◆ What is needed:
Repeat the data below exactly, dropping any pictures it holds.

◆ Source records:
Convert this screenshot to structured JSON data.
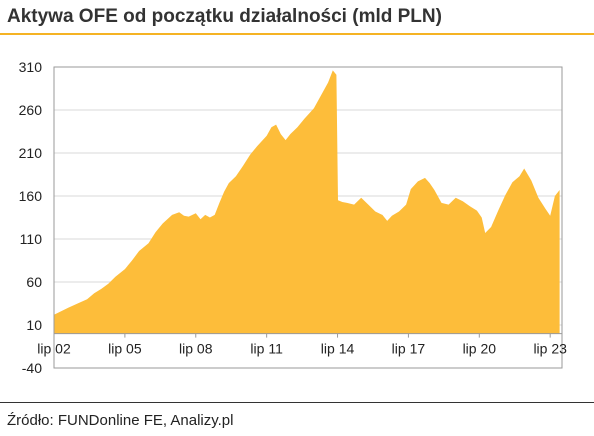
{
  "page": {
    "source": "Źródło: FUNDonline FE, Analizy.pl"
  },
  "chart_data": {
    "type": "area",
    "title": "Aktywa OFE od początku działalności (mld PLN)",
    "ylim": [
      -40,
      310
    ],
    "yticks": [
      -40,
      10,
      60,
      110,
      160,
      210,
      260,
      310
    ],
    "xlim": [
      2002.0,
      2023.5
    ],
    "xtick_labels": [
      "lip 02",
      "lip 05",
      "lip 08",
      "lip 11",
      "lip 14",
      "lip 17",
      "lip 20",
      "lip 23"
    ],
    "xtick_positions": [
      2002.0,
      2005.0,
      2008.0,
      2011.0,
      2014.0,
      2017.0,
      2020.0,
      2023.0
    ],
    "grid": "horizontal",
    "color": "#fdbd3a",
    "series": [
      {
        "x": [
          2002.0,
          2002.3,
          2002.6,
          2003.0,
          2003.4,
          2003.7,
          2004.0,
          2004.3,
          2004.6,
          2005.0,
          2005.3,
          2005.6,
          2006.0,
          2006.3,
          2006.6,
          2007.0,
          2007.3,
          2007.5,
          2007.7,
          2008.0,
          2008.2,
          2008.4,
          2008.6,
          2008.8,
          2009.0,
          2009.2,
          2009.4,
          2009.7,
          2010.0,
          2010.3,
          2010.6,
          2011.0,
          2011.2,
          2011.4,
          2011.6,
          2011.8,
          2012.0,
          2012.3,
          2012.6,
          2013.0,
          2013.3,
          2013.6,
          2013.8,
          2013.95,
          2014.02,
          2014.2,
          2014.4,
          2014.7,
          2015.0,
          2015.3,
          2015.6,
          2015.9,
          2016.1,
          2016.3,
          2016.6,
          2016.9,
          2017.1,
          2017.4,
          2017.7,
          2017.9,
          2018.1,
          2018.4,
          2018.7,
          2019.0,
          2019.3,
          2019.6,
          2019.9,
          2020.1,
          2020.25,
          2020.5,
          2020.8,
          2021.1,
          2021.4,
          2021.7,
          2021.9,
          2022.2,
          2022.5,
          2022.8,
          2023.0,
          2023.2,
          2023.4
        ],
        "values": [
          22,
          26,
          30,
          35,
          40,
          47,
          52,
          58,
          66,
          75,
          85,
          96,
          105,
          118,
          128,
          138,
          141,
          137,
          136,
          140,
          133,
          138,
          135,
          138,
          152,
          165,
          175,
          183,
          195,
          208,
          218,
          230,
          240,
          243,
          232,
          225,
          232,
          240,
          250,
          262,
          277,
          292,
          306,
          301,
          155,
          153,
          152,
          150,
          158,
          150,
          142,
          138,
          131,
          137,
          142,
          150,
          168,
          177,
          181,
          175,
          167,
          152,
          150,
          158,
          154,
          148,
          143,
          135,
          117,
          124,
          143,
          161,
          176,
          183,
          192,
          178,
          158,
          145,
          137,
          160,
          167
        ]
      }
    ]
  }
}
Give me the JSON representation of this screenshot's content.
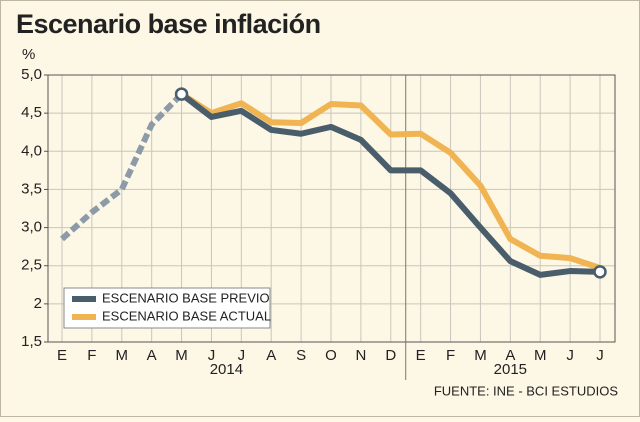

◆ Final result:
Convert this screenshot to structured JSON data.
{
  "page": {
    "source": "Źródło: FUNDonline FE, Analizy.pl"
  },
  "chart_data": {
    "type": "area",
    "title": "Aktywa OFE od początku działalności (mld PLN)",
    "ylim": [
      -40,
      310
    ],
    "yticks": [
      -40,
      10,
      60,
      110,
      160,
      210,
      260,
      310
    ],
    "xlim": [
      2002.0,
      2023.5
    ],
    "xtick_labels": [
      "lip 02",
      "lip 05",
      "lip 08",
      "lip 11",
      "lip 14",
      "lip 17",
      "lip 20",
      "lip 23"
    ],
    "xtick_positions": [
      2002.0,
      2005.0,
      2008.0,
      2011.0,
      2014.0,
      2017.0,
      2020.0,
      2023.0
    ],
    "grid": "horizontal",
    "color": "#fdbd3a",
    "series": [
      {
        "x": [
          2002.0,
          2002.3,
          2002.6,
          2003.0,
          2003.4,
          2003.7,
          2004.0,
          2004.3,
          2004.6,
          2005.0,
          2005.3,
          2005.6,
          2006.0,
          2006.3,
          2006.6,
          2007.0,
          2007.3,
          2007.5,
          2007.7,
          2008.0,
          2008.2,
          2008.4,
          2008.6,
          2008.8,
          2009.0,
          2009.2,
          2009.4,
          2009.7,
          2010.0,
          2010.3,
          2010.6,
          2011.0,
          2011.2,
          2011.4,
          2011.6,
          2011.8,
          2012.0,
          2012.3,
          2012.6,
          2013.0,
          2013.3,
          2013.6,
          2013.8,
          2013.95,
          2014.02,
          2014.2,
          2014.4,
          2014.7,
          2015.0,
          2015.3,
          2015.6,
          2015.9,
          2016.1,
          2016.3,
          2016.6,
          2016.9,
          2017.1,
          2017.4,
          2017.7,
          2017.9,
          2018.1,
          2018.4,
          2018.7,
          2019.0,
          2019.3,
          2019.6,
          2019.9,
          2020.1,
          2020.25,
          2020.5,
          2020.8,
          2021.1,
          2021.4,
          2021.7,
          2021.9,
          2022.2,
          2022.5,
          2022.8,
          2023.0,
          2023.2,
          2023.4
        ],
        "values": [
          22,
          26,
          30,
          35,
          40,
          47,
          52,
          58,
          66,
          75,
          85,
          96,
          105,
          118,
          128,
          138,
          141,
          137,
          136,
          140,
          133,
          138,
          135,
          138,
          152,
          165,
          175,
          183,
          195,
          208,
          218,
          230,
          240,
          243,
          232,
          225,
          232,
          240,
          250,
          262,
          277,
          292,
          306,
          301,
          155,
          153,
          152,
          150,
          158,
          150,
          142,
          138,
          131,
          137,
          142,
          150,
          168,
          177,
          181,
          175,
          167,
          152,
          150,
          158,
          154,
          148,
          143,
          135,
          117,
          124,
          143,
          161,
          176,
          183,
          192,
          178,
          158,
          145,
          137,
          160,
          167
        ]
      }
    ]
  }
}
Give me the JSON representation of this screenshot's content.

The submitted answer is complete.